[Start of Records for this exercise]

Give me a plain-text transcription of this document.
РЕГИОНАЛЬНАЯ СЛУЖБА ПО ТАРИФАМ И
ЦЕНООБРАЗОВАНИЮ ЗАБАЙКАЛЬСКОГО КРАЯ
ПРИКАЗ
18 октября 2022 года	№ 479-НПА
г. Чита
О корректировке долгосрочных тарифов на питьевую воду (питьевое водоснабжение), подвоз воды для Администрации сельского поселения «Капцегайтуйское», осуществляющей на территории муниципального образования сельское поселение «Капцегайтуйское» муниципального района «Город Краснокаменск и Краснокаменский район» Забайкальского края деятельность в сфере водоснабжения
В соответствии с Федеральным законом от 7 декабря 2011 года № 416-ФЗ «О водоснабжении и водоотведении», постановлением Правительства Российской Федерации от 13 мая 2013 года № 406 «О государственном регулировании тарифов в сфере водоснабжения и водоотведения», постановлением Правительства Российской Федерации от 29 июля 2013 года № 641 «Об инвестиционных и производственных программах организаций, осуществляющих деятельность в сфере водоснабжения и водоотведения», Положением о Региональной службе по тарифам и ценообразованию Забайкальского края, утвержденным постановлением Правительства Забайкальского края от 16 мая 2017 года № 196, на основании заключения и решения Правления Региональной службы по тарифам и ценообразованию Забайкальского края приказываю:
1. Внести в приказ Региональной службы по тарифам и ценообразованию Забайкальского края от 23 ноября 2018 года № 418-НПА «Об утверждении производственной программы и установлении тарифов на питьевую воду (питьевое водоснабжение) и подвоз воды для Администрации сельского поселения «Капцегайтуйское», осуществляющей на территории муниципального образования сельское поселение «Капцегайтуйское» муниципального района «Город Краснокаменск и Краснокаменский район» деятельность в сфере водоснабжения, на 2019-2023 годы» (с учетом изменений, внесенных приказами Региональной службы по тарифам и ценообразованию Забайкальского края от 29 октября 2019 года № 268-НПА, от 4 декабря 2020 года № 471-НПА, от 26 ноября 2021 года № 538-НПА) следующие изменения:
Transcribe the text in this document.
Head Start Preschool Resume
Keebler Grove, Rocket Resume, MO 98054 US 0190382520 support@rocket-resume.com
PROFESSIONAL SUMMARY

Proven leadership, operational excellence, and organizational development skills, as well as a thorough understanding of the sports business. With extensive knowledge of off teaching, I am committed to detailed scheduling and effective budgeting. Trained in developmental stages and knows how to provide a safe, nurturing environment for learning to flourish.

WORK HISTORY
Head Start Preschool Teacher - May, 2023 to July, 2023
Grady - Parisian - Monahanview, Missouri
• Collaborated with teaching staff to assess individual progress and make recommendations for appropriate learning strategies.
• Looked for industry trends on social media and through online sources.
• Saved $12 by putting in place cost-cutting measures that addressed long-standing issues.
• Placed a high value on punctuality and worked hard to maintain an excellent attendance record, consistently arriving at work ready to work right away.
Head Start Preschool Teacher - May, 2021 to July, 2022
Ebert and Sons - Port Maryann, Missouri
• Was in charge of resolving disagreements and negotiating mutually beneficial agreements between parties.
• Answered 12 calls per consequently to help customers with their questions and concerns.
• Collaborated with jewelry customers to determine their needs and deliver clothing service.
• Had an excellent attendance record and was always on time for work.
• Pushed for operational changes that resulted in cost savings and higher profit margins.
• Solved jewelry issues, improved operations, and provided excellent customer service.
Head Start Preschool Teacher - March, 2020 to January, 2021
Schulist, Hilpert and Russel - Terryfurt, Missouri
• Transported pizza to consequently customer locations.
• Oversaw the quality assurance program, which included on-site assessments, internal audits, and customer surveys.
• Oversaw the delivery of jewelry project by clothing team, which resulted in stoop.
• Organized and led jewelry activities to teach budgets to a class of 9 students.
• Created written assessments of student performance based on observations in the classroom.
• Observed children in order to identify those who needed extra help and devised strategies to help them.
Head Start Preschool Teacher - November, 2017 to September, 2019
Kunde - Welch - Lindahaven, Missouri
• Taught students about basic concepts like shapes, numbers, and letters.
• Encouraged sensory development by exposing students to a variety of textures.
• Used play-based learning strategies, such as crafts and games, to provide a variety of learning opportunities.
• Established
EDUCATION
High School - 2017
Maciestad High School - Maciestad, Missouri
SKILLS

[End of Records for this exercise]

Written task
Every entry should be printed again exactly as written.

Correct output
Give me a plain-text transcription of this document.
РЕГИОНАЛЬНАЯ СЛУЖБА ПО ТАРИФАМ И
ЦЕНООБРАЗОВАНИЮ ЗАБАЙКАЛЬСКОГО КРАЯ
ПРИКАЗ
18 октября 2022 года	№ 479-НПА
г. Чита
О корректировке долгосрочных тарифов на питьевую воду (питьевое водоснабжение), подвоз воды для Администрации сельского поселения «Капцегайтуйское», осуществляющей на территории муниципального образования сельское поселение «Капцегайтуйское» муниципального района «Город Краснокаменск и Краснокаменский район» Забайкальского края деятельность в сфере водоснабжения
В соответствии с Федеральным законом от 7 декабря 2011 года № 416-ФЗ «О водоснабжении и водоотведении», постановлением Правительства Российской Федерации от 13 мая 2013 года № 406 «О государственном регулировании тарифов в сфере водоснабжения и водоотведения», постановлением Правительства Российской Федерации от 29 июля 2013 года № 641 «Об инвестиционных и производственных программах организаций, осуществляющих деятельность в сфере водоснабжения и водоотведения», Положением о Региональной службе по тарифам и ценообразованию Забайкальского края, утвержденным постановлением Правительства Забайкальского края от 16 мая 2017 года № 196, на основании заключения и решения Правления Региональной службы по тарифам и ценообразованию Забайкальского края приказываю:
1. Внести в приказ Региональной службы по тарифам и ценообразованию Забайкальского края от 23 ноября 2018 года № 418-НПА «Об утверждении производственной программы и установлении тарифов на питьевую воду (питьевое водоснабжение) и подвоз воды для Администрации сельского поселения «Капцегайтуйское», осуществляющей на территории муниципального образования сельское поселение «Капцегайтуйское» муниципального района «Город Краснокаменск и Краснокаменский район» деятельность в сфере водоснабжения, на 2019-2023 годы» (с учетом изменений, внесенных приказами Региональной службы по тарифам и ценообразованию Забайкальского края от 29 октября 2019 года № 268-НПА, от 4 декабря 2020 года № 471-НПА, от 26 ноября 2021 года № 538-НПА) следующие изменения:
Transcribe the text in this document.
Head Start Preschool Resume
Keebler Grove, Rocket Resume, MO 98054 US 0190382520 support@rocket-resume.com
PROFESSIONAL SUMMARY

Proven leadership, operational excellence, and organizational development skills, as well as a thorough understanding of the sports business. With extensive knowledge of off teaching, I am committed to detailed scheduling and effective budgeting. Trained in developmental stages and knows how to provide a safe, nurturing environment for learning to flourish.

WORK HISTORY
Head Start Preschool Teacher - May, 2023 to July, 2023
Grady - Parisian - Monahanview, Missouri
• Collaborated with teaching staff to assess individual progress and make recommendations for appropriate learning strategies.
• Looked for industry trends on social media and through online sources.
• Saved $12 by putting in place cost-cutting measures that addressed long-standing issues.
• Placed a high value on punctuality and worked hard to maintain an excellent attendance record, consistently arriving at work ready to work right away.
Head Start Preschool Teacher - May, 2021 to July, 2022
Ebert and Sons - Port Maryann, Missouri
• Was in charge of resolving disagreements and negotiating mutually beneficial agreements between parties.
• Answered 12 calls per consequently to help customers with their questions and concerns.
• Collaborated with jewelry customers to determine their needs and deliver clothing service.
• Had an excellent attendance record and was always on time for work.
• Pushed for operational changes that resulted in cost savings and higher profit margins.
• Solved jewelry issues, improved operations, and provided excellent customer service.
Head Start Preschool Teacher - March, 2020 to January, 2021
Schulist, Hilpert and Russel - Terryfurt, Missouri
• Transported pizza to consequently customer locations.
• Oversaw the quality assurance program, which included on-site assessments, internal audits, and customer surveys.
• Oversaw the delivery of jewelry project by clothing team, which resulted in stoop.
• Organized and led jewelry activities to teach budgets to a class of 9 students.
• Created written assessments of student performance based on observations in the classroom.
• Observed children in order to identify those who needed extra help and devised strategies to help them.
Head Start Preschool Teacher - November, 2017 to September, 2019
Kunde - Welch - Lindahaven, Missouri
• Taught students about basic concepts like shapes, numbers, and letters.
• Encouraged sensory development by exposing students to a variety of textures.
• Used play-based learning strategies, such as crafts and games, to provide a variety of learning opportunities.
• Established
EDUCATION
High School - 2017
Maciestad High School - Maciestad, Missouri
SKILLS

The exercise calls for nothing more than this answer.